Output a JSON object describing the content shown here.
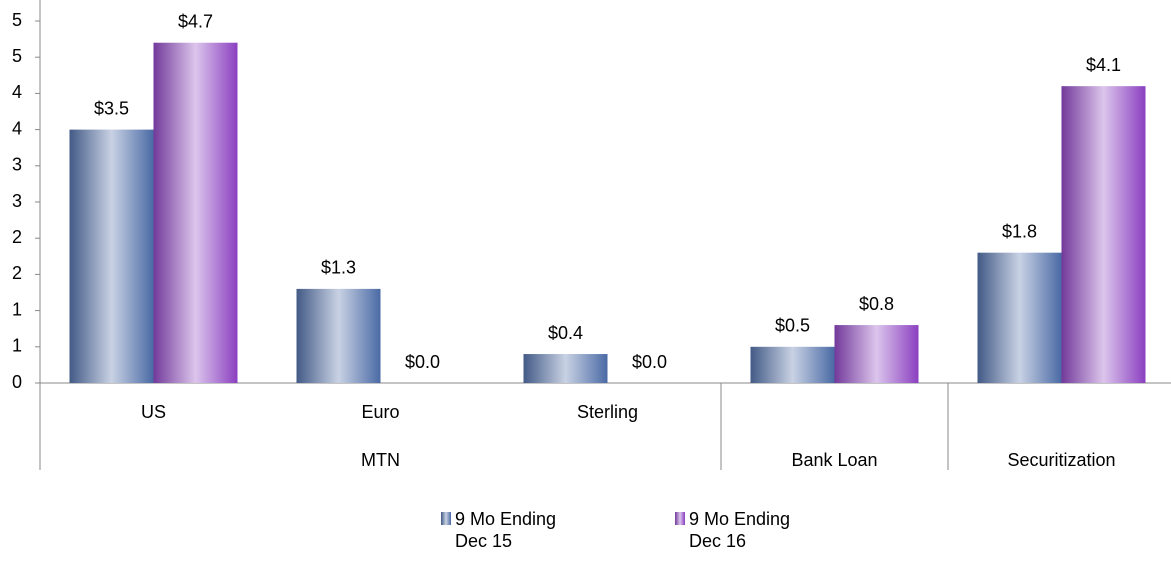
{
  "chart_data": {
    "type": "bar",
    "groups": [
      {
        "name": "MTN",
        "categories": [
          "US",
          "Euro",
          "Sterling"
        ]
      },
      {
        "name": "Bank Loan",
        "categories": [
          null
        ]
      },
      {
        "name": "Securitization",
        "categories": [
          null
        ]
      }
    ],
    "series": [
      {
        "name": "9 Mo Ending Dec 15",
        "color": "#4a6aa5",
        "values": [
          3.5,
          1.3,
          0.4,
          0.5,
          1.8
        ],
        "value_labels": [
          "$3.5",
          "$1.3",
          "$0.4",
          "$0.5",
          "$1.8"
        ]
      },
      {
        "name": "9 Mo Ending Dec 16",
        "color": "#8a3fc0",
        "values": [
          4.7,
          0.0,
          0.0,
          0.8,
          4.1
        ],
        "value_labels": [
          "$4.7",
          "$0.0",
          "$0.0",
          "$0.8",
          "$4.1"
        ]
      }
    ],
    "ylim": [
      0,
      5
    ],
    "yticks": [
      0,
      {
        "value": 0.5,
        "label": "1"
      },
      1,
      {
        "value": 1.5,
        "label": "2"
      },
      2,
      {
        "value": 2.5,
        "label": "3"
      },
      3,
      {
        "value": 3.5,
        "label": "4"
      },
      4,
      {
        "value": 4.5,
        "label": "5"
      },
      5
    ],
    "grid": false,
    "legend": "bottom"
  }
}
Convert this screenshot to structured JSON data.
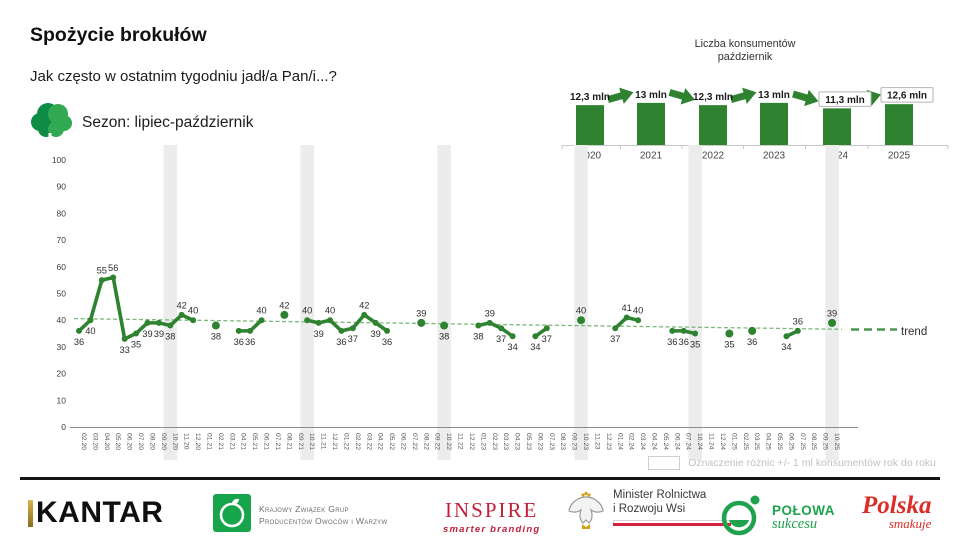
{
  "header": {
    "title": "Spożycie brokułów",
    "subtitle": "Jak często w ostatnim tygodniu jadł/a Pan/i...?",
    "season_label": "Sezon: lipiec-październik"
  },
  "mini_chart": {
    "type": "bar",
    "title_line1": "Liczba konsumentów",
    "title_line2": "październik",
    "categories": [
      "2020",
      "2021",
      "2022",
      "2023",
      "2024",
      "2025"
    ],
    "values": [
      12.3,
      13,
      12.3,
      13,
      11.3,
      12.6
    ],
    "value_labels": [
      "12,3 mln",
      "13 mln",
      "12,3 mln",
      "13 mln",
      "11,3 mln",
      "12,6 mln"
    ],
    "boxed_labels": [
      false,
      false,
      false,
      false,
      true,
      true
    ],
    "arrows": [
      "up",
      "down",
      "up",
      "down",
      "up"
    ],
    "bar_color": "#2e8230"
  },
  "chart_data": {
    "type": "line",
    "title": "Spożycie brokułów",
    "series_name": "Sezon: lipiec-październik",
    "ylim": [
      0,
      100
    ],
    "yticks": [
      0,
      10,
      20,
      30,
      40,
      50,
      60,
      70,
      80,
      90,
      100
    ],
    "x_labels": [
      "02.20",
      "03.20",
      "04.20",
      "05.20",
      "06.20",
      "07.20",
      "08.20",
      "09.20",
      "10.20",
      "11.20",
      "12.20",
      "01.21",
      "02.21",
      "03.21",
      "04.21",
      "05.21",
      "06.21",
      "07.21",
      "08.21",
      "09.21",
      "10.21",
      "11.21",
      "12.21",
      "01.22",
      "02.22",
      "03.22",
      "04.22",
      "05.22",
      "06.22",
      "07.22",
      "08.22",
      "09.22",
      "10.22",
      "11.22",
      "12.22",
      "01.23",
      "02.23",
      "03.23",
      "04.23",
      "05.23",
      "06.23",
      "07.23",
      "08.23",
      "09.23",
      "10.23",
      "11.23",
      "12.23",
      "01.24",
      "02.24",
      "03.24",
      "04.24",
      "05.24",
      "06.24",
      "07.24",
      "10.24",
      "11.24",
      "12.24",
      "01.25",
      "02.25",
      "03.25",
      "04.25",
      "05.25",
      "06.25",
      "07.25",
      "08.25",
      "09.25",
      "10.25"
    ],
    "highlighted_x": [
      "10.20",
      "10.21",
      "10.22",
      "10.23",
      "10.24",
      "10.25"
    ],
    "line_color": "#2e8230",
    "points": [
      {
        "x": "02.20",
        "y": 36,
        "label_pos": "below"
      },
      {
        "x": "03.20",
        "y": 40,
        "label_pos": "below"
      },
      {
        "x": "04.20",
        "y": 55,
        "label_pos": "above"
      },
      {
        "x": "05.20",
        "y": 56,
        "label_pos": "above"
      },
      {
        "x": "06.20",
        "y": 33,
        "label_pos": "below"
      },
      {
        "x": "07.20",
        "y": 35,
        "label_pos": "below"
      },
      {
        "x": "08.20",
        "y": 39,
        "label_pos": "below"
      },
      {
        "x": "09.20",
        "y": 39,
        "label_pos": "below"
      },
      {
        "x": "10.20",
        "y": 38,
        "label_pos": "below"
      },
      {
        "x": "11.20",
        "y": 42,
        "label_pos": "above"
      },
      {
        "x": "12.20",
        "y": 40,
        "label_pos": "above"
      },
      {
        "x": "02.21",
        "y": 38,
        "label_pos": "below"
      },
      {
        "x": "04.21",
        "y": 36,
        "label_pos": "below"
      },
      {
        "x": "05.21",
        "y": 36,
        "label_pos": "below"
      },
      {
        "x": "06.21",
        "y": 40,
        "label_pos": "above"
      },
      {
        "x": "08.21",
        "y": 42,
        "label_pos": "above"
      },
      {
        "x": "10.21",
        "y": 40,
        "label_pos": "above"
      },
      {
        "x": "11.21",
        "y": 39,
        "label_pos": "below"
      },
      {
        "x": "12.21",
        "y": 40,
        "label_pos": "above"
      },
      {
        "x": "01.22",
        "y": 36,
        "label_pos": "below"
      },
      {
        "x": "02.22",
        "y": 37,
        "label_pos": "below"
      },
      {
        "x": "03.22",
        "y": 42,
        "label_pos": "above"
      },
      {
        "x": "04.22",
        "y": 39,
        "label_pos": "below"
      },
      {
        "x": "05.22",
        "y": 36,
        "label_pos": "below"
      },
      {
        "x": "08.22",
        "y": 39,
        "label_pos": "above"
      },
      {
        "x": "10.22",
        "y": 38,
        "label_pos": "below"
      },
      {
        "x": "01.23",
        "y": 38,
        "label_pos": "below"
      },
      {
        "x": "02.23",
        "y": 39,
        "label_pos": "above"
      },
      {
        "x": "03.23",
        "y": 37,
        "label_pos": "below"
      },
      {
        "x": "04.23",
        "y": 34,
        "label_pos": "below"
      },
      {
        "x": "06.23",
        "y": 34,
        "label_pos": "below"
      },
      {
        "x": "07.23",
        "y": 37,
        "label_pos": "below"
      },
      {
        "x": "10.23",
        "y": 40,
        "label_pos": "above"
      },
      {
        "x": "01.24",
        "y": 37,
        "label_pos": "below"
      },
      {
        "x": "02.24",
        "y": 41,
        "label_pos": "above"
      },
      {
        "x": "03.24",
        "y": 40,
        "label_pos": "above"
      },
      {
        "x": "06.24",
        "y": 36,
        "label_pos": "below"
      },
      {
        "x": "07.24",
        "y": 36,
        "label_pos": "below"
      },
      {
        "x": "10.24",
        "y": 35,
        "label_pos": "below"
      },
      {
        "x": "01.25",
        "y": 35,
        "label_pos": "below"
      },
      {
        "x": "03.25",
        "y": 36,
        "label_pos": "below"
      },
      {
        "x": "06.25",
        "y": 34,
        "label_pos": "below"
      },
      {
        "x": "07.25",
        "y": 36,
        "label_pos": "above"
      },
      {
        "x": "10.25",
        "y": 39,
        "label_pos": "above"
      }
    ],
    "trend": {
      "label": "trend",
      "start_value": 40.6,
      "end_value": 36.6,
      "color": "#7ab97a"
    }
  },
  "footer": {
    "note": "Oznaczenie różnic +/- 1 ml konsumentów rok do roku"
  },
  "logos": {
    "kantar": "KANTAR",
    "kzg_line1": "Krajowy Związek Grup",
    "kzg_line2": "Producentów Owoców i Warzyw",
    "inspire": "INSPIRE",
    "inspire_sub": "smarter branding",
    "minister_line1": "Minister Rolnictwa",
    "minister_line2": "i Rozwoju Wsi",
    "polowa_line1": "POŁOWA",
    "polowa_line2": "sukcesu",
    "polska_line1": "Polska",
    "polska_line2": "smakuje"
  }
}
________________________________________
Task goal - In the records above, collect each line with "JSON".

Result of the exercise -
Output a JSON object describing the content shown here.
Convert this screenshot to structured JSON data.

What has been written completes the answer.